*EXERCISE DIRECTIONS*:
Report every line in the listing below where the string "Learning" shows up.

*LISTED RECORDS*:
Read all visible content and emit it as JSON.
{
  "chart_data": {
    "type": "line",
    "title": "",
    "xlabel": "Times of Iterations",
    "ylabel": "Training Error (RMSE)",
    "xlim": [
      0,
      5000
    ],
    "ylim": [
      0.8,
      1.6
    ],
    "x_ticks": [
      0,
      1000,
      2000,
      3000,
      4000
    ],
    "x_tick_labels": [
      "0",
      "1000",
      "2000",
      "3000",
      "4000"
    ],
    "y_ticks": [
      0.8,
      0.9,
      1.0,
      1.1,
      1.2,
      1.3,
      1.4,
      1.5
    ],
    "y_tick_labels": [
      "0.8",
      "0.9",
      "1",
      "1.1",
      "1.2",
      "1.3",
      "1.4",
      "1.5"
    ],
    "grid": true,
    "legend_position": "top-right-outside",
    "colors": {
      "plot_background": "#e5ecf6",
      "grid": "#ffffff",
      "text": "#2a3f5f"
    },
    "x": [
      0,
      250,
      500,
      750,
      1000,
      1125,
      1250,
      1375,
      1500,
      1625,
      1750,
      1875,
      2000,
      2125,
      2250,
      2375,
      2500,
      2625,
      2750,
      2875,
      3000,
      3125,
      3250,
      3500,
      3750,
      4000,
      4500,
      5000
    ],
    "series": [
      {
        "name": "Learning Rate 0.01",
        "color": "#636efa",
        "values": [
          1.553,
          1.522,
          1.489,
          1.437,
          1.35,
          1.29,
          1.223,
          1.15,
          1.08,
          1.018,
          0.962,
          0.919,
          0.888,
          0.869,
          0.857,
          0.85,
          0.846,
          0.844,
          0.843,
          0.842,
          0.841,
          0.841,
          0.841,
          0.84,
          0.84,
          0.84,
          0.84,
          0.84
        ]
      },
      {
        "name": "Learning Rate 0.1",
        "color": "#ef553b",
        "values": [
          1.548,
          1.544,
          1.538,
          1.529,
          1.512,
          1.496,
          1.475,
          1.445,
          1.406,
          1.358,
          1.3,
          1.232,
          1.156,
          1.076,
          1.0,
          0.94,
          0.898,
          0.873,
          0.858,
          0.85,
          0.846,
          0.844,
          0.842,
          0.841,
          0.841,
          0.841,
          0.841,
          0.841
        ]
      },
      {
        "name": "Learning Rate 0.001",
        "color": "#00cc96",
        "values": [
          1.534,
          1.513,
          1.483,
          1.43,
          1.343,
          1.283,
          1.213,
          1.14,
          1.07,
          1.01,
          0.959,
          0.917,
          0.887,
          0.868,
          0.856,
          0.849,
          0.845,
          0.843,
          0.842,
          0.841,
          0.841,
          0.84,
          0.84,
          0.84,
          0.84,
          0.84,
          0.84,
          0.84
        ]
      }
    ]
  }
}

*PROBLEM SOLUTION*:
        "name": "Learning Rate 0.01",
        "name": "Learning Rate 0.1",
        "name": "Learning Rate 0.001",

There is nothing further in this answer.